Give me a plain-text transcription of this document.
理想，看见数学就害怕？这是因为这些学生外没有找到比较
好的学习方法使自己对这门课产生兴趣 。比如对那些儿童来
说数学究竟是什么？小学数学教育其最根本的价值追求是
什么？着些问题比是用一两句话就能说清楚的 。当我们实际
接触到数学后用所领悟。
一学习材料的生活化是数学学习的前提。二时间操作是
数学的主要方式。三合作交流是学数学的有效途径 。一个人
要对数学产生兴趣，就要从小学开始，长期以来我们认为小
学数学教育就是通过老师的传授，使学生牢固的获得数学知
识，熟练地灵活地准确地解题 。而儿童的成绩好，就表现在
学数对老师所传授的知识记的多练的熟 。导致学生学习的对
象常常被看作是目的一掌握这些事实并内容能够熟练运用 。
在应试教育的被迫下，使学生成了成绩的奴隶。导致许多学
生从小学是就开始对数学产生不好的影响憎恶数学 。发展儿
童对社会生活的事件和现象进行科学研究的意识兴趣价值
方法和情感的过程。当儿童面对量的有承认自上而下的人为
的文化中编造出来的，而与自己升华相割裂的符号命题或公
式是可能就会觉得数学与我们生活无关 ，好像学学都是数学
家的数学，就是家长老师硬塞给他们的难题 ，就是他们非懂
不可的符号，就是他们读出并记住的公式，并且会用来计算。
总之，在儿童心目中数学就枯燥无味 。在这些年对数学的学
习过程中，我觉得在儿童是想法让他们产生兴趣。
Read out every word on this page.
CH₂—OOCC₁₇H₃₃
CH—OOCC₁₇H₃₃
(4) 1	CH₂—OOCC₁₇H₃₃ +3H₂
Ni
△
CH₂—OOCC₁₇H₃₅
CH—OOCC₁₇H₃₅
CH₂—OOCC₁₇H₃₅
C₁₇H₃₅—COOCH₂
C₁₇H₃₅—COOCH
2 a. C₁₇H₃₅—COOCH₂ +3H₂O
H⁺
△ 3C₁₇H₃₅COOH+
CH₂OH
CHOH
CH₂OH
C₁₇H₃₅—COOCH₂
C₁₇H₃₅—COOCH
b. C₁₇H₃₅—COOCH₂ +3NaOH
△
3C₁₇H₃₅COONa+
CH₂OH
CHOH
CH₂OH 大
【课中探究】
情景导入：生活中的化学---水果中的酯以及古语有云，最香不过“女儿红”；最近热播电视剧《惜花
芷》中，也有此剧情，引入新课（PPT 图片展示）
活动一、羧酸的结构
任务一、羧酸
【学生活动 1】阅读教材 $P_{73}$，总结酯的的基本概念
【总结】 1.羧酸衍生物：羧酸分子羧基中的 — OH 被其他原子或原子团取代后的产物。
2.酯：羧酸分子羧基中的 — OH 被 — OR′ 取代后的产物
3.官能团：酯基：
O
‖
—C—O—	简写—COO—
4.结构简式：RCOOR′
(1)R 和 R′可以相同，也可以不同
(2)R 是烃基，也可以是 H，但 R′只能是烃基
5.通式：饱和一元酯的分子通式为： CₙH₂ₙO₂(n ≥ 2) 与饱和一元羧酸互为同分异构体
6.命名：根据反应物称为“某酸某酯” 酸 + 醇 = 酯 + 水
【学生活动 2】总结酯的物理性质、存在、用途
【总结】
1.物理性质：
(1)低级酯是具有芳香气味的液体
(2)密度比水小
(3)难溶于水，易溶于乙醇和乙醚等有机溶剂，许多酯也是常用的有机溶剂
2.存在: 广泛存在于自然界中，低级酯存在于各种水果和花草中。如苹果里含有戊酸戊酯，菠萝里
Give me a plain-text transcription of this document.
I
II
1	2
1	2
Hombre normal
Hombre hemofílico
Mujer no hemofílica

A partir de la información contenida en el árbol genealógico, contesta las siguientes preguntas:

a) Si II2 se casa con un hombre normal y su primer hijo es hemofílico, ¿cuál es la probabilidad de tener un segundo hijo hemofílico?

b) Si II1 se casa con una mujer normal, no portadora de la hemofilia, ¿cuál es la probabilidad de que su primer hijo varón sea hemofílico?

== == ==

## Challenge
Write the entire listing out again, word for word.

## Response to this task
Give me a plain-text transcription of this document.
理想，看见数学就害怕？这是因为这些学生外没有找到比较
好的学习方法使自己对这门课产生兴趣 。比如对那些儿童来
说数学究竟是什么？小学数学教育其最根本的价值追求是
什么？着些问题比是用一两句话就能说清楚的 。当我们实际
接触到数学后用所领悟。
一学习材料的生活化是数学学习的前提。二时间操作是
数学的主要方式。三合作交流是学数学的有效途径 。一个人
要对数学产生兴趣，就要从小学开始，长期以来我们认为小
学数学教育就是通过老师的传授，使学生牢固的获得数学知
识，熟练地灵活地准确地解题 。而儿童的成绩好，就表现在
学数对老师所传授的知识记的多练的熟 。导致学生学习的对
象常常被看作是目的一掌握这些事实并内容能够熟练运用 。
在应试教育的被迫下，使学生成了成绩的奴隶。导致许多学
生从小学是就开始对数学产生不好的影响憎恶数学 。发展儿
童对社会生活的事件和现象进行科学研究的意识兴趣价值
方法和情感的过程。当儿童面对量的有承认自上而下的人为
的文化中编造出来的，而与自己升华相割裂的符号命题或公
式是可能就会觉得数学与我们生活无关 ，好像学学都是数学
家的数学，就是家长老师硬塞给他们的难题 ，就是他们非懂
不可的符号，就是他们读出并记住的公式，并且会用来计算。
总之，在儿童心目中数学就枯燥无味 。在这些年对数学的学
习过程中，我觉得在儿童是想法让他们产生兴趣。
Read out every word on this page.
CH₂—OOCC₁₇H₃₃
CH—OOCC₁₇H₃₃
(4) 1	CH₂—OOCC₁₇H₃₃ +3H₂
Ni
△
CH₂—OOCC₁₇H₃₅
CH—OOCC₁₇H₃₅
CH₂—OOCC₁₇H₃₅
C₁₇H₃₅—COOCH₂
C₁₇H₃₅—COOCH
2 a. C₁₇H₃₅—COOCH₂ +3H₂O
H⁺
△ 3C₁₇H₃₅COOH+
CH₂OH
CHOH
CH₂OH
C₁₇H₃₅—COOCH₂
C₁₇H₃₅—COOCH
b. C₁₇H₃₅—COOCH₂ +3NaOH
△
3C₁₇H₃₅COONa+
CH₂OH
CHOH
CH₂OH 大
【课中探究】
情景导入：生活中的化学---水果中的酯以及古语有云，最香不过“女儿红”；最近热播电视剧《惜花
芷》中，也有此剧情，引入新课（PPT 图片展示）
活动一、羧酸的结构
任务一、羧酸
【学生活动 1】阅读教材 $P_{73}$，总结酯的的基本概念
【总结】 1.羧酸衍生物：羧酸分子羧基中的 — OH 被其他原子或原子团取代后的产物。
2.酯：羧酸分子羧基中的 — OH 被 — OR′ 取代后的产物
3.官能团：酯基：
O
‖
—C—O—	简写—COO—
4.结构简式：RCOOR′
(1)R 和 R′可以相同，也可以不同
(2)R 是烃基，也可以是 H，但 R′只能是烃基
5.通式：饱和一元酯的分子通式为： CₙH₂ₙO₂(n ≥ 2) 与饱和一元羧酸互为同分异构体
6.命名：根据反应物称为“某酸某酯” 酸 + 醇 = 酯 + 水
【学生活动 2】总结酯的物理性质、存在、用途
【总结】
1.物理性质：
(1)低级酯是具有芳香气味的液体
(2)密度比水小
(3)难溶于水，易溶于乙醇和乙醚等有机溶剂，许多酯也是常用的有机溶剂
2.存在: 广泛存在于自然界中，低级酯存在于各种水果和花草中。如苹果里含有戊酸戊酯，菠萝里
Give me a plain-text transcription of this document.
I
II
1	2
1	2
Hombre normal
Hombre hemofílico
Mujer no hemofílica

A partir de la información contenida en el árbol genealógico, contesta las siguientes preguntas:

a) Si II2 se casa con un hombre normal y su primer hijo es hemofílico, ¿cuál es la probabilidad de tener un segundo hijo hemofílico?

b) Si II1 se casa con una mujer normal, no portadora de la hemofilia, ¿cuál es la probabilidad de que su primer hijo varón sea hemofílico?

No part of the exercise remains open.